**Quoted passage**
>> Start
# Spot in Betws-y-coed?



## 98055 (Mar 9, 2006)

Hello Guys and Gals,

Anyone have any good spots in and around the town of Betws-y-coed for a touch of wildcamping?

Even a nice campsite that they could recommend would be welcomed?

Many thanks in advance.

DD


----------



## 88838 (May 9, 2005)

used to be a good one - Riverside - practically in the town, behind the railway. 
haven't been for a very long time tho .. .. .. .. ??

8)


----------



## 98055 (Mar 9, 2006)

Thanks Twooks,

Railway station or just behind the railway?

DD


----------



## 88838 (May 9, 2005)

errr,, senior moment coming on.. .. .. .. :? 
well the site is still there Convenient for eating n drinking in the town!!! 
http://www.betws-y-coed.net/accommodationinsnowdonia.htm

try this for the spot http://tinyurl.com/mgogk
from memory there is a little tourist railway, and you walk past this to get to the site, and that is behind a railway station, TIC, and shops eats etc. 
You can also walk along the river bank.

8)


----------



## tonyt (May 25, 2005)

I've often wondered if I pronounce that place correctly - I refer to it as Betsycoed - no doubt someone will soon correct me if I'm wrong.


----------
>> End
**What is needed**
In the thread about camping near Betws-y-coed, what is the name of the site that one reply says used to be a good one? The material that comes next has nothing to do with the thread above.

**Stored data**
>> Start
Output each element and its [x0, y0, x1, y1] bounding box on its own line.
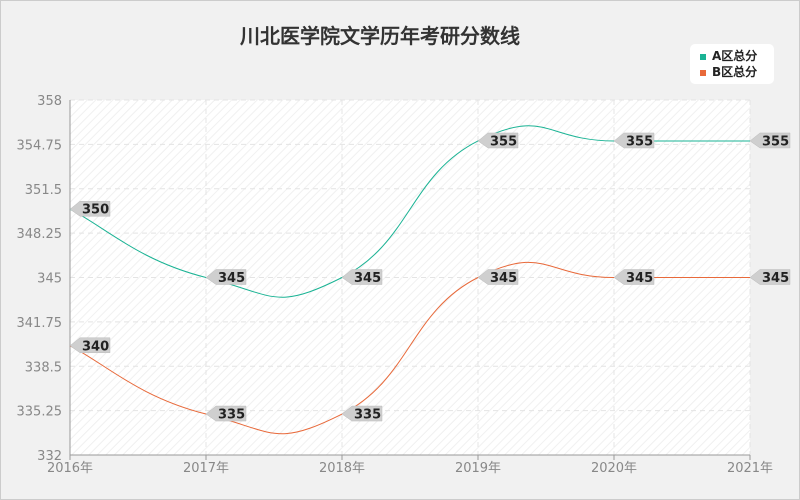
>> End
**Complete response**
Riverside.